[START]

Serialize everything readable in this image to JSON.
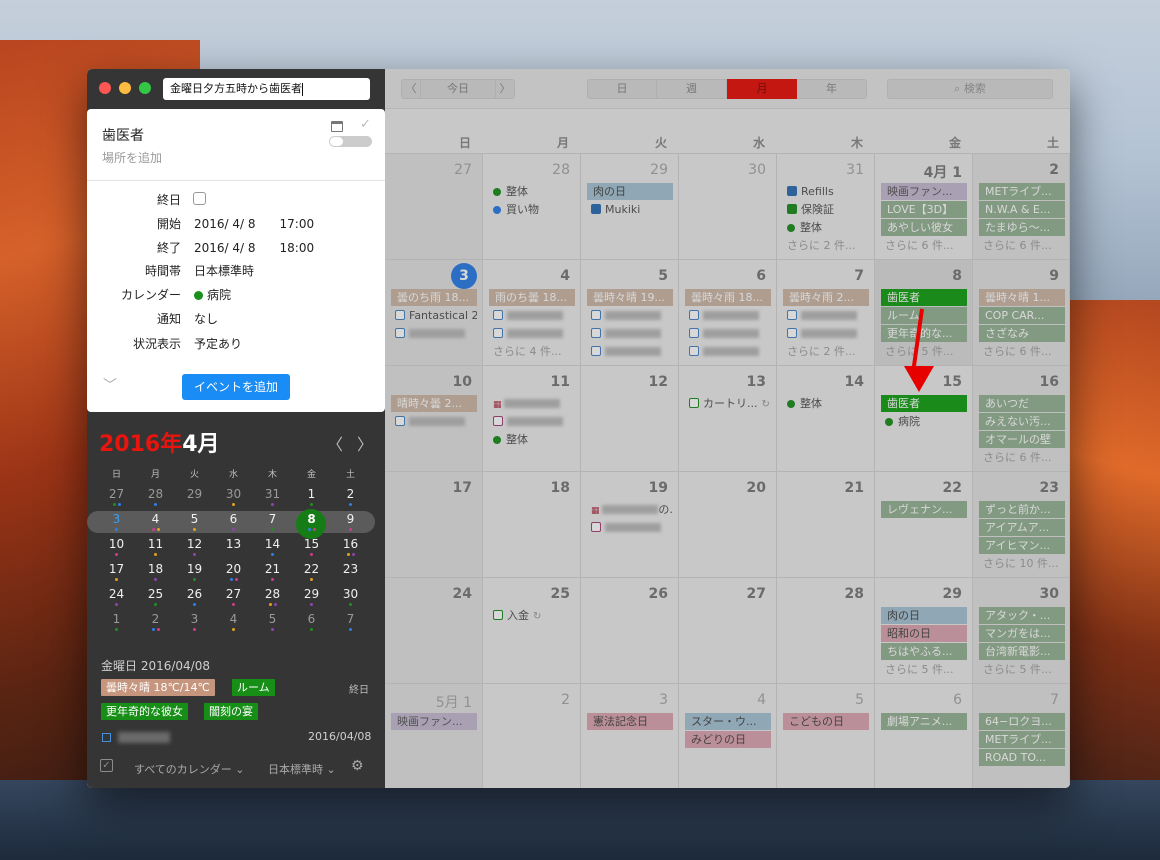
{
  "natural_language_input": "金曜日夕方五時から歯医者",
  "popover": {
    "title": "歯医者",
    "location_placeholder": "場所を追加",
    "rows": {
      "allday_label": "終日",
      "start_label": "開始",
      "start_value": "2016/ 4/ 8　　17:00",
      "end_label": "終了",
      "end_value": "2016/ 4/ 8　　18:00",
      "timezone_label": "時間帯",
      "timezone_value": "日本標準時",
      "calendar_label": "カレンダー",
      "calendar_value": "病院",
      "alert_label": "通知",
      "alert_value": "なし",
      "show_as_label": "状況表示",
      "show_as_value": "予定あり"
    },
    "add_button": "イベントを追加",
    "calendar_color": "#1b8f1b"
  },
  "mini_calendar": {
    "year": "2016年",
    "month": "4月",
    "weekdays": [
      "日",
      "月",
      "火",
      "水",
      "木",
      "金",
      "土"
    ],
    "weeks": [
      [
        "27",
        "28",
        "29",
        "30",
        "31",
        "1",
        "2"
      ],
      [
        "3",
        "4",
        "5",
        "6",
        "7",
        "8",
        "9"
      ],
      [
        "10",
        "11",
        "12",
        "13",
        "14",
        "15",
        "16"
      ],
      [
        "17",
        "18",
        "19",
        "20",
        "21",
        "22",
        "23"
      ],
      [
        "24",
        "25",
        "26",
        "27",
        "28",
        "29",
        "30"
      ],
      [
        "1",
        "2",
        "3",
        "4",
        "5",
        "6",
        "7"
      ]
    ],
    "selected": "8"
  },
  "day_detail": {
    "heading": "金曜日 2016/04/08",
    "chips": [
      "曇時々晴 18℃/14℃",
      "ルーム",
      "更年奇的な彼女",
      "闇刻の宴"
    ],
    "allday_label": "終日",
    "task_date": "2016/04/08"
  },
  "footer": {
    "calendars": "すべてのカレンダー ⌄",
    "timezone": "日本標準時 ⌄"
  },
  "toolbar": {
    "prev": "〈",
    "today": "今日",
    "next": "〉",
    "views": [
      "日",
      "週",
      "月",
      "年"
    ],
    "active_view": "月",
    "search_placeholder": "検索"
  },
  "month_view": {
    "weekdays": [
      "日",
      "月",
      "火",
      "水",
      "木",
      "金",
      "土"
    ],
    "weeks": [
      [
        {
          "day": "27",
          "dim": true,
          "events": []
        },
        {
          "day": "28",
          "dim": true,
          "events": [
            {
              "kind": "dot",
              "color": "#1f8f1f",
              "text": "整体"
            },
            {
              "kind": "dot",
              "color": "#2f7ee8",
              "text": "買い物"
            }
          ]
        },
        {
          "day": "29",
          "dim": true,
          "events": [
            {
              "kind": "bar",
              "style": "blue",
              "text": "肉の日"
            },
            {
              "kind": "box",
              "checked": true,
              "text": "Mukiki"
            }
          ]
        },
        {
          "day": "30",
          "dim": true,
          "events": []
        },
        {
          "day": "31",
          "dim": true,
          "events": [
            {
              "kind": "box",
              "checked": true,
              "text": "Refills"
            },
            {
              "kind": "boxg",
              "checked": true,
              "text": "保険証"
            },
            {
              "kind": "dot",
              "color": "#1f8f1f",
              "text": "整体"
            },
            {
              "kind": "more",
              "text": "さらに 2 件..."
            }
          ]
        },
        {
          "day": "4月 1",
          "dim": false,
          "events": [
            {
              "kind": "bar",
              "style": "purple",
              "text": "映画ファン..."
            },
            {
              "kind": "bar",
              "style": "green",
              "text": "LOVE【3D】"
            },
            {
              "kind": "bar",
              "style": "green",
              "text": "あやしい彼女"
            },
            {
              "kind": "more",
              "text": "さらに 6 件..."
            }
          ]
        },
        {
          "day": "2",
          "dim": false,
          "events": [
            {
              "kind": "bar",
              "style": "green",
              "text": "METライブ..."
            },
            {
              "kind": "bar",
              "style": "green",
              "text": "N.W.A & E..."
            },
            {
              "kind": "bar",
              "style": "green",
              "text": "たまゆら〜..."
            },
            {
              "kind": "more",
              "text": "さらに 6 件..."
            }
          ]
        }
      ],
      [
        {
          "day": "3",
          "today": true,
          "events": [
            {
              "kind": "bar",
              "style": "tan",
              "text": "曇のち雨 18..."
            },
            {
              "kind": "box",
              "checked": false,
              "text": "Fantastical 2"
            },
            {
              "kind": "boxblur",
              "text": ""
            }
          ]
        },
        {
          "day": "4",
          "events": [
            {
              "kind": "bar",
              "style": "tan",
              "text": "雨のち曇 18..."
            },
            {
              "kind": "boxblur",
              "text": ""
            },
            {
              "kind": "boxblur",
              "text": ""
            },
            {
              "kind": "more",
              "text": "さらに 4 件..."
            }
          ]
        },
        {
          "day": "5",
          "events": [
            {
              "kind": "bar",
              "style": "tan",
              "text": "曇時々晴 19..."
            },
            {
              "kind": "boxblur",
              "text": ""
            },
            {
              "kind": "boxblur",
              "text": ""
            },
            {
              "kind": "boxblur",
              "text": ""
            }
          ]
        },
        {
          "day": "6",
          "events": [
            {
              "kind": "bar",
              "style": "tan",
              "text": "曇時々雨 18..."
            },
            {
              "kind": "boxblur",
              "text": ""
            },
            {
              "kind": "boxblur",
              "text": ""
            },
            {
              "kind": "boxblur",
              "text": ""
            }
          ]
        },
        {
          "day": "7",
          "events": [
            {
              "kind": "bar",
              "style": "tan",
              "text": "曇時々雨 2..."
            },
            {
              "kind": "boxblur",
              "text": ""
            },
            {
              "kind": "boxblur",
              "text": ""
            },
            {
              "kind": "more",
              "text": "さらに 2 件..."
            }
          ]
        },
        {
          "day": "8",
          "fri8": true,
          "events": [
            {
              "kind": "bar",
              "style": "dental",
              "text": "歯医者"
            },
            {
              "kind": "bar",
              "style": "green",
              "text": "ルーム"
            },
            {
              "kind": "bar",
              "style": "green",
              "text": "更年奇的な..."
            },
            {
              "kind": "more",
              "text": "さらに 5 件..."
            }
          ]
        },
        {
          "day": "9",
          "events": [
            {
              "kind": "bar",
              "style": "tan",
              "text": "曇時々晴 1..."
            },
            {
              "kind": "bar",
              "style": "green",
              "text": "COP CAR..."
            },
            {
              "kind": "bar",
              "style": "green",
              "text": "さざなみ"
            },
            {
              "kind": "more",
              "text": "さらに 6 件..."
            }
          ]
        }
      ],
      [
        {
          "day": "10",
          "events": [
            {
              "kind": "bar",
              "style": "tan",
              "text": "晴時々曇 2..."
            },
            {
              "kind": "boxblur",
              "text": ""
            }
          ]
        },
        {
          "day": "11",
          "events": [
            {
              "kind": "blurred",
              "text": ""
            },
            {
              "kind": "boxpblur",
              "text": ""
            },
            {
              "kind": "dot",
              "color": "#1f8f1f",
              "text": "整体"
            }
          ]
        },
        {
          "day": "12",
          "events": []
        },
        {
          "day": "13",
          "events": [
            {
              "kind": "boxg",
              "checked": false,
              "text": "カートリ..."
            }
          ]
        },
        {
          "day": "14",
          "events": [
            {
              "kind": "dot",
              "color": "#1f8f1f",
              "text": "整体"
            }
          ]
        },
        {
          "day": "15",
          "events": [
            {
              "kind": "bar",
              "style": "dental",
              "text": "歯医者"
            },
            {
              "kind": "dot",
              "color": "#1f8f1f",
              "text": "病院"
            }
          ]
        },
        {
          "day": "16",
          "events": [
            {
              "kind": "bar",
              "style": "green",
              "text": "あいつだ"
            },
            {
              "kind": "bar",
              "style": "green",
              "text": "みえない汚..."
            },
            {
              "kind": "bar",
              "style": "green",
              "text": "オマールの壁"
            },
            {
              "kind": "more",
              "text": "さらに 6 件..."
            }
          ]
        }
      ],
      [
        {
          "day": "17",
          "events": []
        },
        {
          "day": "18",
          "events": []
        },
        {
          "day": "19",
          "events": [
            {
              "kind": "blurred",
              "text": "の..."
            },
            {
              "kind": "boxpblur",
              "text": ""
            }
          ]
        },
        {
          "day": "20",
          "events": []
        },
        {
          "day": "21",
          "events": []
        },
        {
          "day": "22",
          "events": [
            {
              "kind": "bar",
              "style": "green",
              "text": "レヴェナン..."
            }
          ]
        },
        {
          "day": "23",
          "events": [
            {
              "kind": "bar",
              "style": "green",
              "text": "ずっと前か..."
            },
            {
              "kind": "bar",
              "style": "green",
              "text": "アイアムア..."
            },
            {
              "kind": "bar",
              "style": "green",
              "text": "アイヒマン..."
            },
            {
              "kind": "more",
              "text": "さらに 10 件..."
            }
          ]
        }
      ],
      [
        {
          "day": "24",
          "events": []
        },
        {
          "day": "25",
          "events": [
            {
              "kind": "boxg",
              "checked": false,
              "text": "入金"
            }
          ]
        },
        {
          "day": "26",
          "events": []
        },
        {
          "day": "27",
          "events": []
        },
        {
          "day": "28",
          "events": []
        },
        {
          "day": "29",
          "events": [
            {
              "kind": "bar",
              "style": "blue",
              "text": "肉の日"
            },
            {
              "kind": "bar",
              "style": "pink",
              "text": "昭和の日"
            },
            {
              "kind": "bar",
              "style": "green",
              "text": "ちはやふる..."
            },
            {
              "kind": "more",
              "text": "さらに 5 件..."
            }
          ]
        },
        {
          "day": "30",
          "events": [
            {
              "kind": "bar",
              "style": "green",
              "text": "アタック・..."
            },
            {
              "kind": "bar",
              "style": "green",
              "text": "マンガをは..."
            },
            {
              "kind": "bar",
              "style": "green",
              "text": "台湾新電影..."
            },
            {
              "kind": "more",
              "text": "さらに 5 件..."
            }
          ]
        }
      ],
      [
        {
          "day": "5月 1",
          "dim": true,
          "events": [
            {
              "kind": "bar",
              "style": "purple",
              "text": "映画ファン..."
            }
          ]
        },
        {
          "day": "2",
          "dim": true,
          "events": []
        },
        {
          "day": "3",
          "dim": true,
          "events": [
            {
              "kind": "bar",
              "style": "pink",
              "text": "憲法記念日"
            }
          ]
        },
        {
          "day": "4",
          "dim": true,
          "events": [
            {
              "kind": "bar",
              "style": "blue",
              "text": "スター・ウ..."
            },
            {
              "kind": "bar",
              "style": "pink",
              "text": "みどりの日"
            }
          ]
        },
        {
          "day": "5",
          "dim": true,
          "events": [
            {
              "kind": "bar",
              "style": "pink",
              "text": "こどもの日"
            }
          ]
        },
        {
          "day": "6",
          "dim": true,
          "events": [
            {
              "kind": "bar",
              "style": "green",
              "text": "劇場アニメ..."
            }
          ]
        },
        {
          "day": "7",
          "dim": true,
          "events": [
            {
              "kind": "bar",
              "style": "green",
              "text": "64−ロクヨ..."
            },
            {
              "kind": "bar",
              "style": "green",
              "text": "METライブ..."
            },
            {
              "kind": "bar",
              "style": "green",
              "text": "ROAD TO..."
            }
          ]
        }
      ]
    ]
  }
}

[END]
[START]

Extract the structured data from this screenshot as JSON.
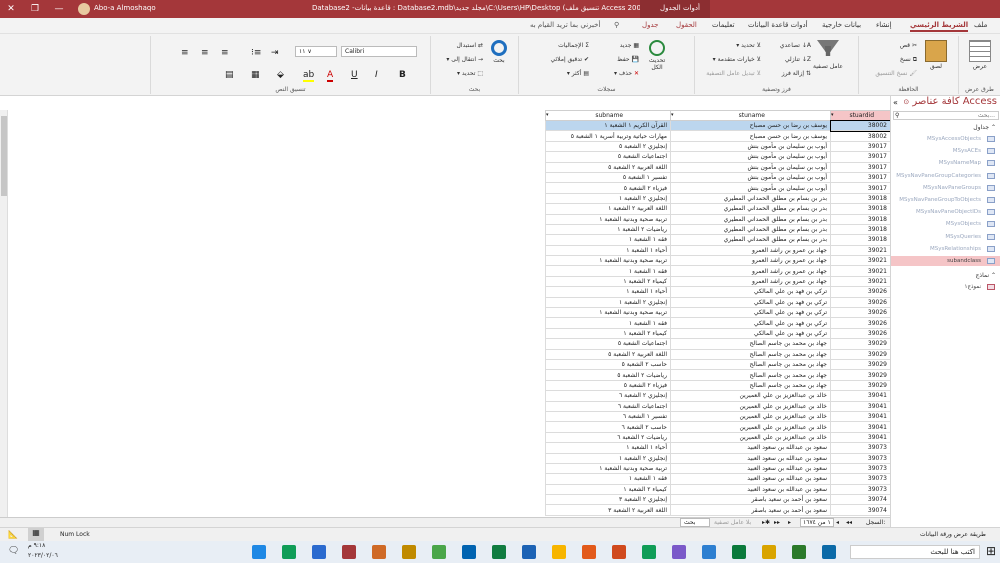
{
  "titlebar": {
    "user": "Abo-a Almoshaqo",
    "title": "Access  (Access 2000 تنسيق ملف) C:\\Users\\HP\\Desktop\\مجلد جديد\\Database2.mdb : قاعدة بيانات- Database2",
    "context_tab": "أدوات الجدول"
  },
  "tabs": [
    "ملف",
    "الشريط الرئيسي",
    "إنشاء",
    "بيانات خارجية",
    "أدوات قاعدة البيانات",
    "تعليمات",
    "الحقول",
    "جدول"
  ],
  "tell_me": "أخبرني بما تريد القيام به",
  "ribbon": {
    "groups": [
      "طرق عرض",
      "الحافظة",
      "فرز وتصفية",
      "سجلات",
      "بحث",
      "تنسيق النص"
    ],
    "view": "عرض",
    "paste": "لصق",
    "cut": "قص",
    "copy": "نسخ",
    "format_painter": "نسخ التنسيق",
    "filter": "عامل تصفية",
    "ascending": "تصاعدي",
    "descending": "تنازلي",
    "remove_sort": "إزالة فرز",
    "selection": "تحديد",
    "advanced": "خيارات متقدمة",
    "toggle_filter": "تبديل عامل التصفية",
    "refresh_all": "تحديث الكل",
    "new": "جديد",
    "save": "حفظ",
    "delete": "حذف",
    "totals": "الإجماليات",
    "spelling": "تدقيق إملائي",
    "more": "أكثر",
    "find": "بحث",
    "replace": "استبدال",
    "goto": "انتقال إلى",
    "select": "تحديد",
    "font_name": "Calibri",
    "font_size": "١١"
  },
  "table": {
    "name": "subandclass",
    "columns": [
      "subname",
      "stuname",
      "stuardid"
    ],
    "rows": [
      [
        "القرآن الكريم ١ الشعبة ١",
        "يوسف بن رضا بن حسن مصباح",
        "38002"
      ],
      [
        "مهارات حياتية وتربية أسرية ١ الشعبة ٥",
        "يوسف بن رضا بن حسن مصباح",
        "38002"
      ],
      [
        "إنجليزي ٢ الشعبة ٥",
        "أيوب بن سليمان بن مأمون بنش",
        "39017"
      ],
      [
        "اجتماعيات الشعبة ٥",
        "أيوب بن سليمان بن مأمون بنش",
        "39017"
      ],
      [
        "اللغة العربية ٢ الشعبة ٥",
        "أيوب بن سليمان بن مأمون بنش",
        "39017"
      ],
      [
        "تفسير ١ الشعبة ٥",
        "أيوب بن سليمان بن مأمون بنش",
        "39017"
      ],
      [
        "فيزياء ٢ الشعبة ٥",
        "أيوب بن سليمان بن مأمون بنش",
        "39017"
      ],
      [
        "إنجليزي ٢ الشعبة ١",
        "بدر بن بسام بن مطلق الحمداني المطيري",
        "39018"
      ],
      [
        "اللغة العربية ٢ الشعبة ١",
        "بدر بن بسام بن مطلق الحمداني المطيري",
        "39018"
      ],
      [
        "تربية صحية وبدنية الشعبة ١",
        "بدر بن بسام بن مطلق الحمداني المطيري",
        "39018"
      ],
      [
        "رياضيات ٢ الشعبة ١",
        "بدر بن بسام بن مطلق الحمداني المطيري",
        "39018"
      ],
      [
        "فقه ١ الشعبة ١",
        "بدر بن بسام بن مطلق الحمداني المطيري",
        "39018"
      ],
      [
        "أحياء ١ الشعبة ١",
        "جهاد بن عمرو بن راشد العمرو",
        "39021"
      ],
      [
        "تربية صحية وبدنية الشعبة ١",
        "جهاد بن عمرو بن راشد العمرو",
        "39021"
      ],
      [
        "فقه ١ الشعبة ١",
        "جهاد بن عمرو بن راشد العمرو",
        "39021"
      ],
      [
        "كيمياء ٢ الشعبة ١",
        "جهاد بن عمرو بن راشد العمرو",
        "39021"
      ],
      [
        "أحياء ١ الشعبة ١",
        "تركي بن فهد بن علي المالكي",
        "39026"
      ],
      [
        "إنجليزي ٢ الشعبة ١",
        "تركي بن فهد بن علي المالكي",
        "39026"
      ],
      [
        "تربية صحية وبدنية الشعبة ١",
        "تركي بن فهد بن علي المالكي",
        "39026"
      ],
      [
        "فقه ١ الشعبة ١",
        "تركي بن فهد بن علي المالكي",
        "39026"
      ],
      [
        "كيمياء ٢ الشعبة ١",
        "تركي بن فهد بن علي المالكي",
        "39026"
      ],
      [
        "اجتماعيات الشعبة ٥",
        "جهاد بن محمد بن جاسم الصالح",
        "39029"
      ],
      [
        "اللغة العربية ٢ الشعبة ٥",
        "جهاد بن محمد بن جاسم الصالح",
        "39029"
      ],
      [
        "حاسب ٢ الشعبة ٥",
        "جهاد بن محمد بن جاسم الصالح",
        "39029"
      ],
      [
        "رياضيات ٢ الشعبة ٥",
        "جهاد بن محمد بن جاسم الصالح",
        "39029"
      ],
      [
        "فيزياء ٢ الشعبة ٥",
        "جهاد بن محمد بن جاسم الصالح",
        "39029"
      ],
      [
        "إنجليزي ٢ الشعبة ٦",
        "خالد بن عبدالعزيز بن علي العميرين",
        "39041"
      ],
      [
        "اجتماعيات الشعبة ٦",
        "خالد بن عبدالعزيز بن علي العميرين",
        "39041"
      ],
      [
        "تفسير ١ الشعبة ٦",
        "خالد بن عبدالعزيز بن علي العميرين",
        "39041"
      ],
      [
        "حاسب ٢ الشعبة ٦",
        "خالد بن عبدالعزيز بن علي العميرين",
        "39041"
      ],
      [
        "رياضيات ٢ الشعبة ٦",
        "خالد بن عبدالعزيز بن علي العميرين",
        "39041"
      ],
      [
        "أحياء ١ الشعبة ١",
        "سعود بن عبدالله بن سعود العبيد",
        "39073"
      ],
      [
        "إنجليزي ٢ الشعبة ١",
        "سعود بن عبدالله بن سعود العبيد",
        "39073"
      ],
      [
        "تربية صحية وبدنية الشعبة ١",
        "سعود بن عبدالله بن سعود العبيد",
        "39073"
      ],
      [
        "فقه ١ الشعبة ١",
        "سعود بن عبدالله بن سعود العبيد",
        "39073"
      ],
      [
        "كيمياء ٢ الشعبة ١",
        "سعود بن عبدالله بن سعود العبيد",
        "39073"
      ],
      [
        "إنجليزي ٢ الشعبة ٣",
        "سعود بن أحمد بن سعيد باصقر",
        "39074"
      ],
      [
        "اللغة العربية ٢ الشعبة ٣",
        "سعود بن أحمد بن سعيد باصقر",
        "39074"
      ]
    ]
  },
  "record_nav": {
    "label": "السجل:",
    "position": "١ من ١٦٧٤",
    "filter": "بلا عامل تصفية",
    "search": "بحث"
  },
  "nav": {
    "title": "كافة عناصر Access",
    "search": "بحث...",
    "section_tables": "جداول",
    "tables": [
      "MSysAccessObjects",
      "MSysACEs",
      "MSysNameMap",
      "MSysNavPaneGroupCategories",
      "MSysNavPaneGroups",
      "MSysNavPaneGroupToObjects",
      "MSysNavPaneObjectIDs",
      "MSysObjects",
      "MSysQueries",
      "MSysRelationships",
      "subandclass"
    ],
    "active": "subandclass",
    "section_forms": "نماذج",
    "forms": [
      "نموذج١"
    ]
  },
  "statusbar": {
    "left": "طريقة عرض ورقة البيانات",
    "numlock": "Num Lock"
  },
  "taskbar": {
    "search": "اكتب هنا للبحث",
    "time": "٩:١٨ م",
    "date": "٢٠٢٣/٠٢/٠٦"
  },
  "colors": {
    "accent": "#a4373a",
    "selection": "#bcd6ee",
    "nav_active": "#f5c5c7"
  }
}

[END]

▶ [Required work]: Filter the records above for "عامل" and copy every matching line.

▶ [Completed exercise]:
    "filter": "عامل تصفية",
    "toggle_filter": "تبديل عامل التصفية",
    "filter": "بلا عامل تصفية",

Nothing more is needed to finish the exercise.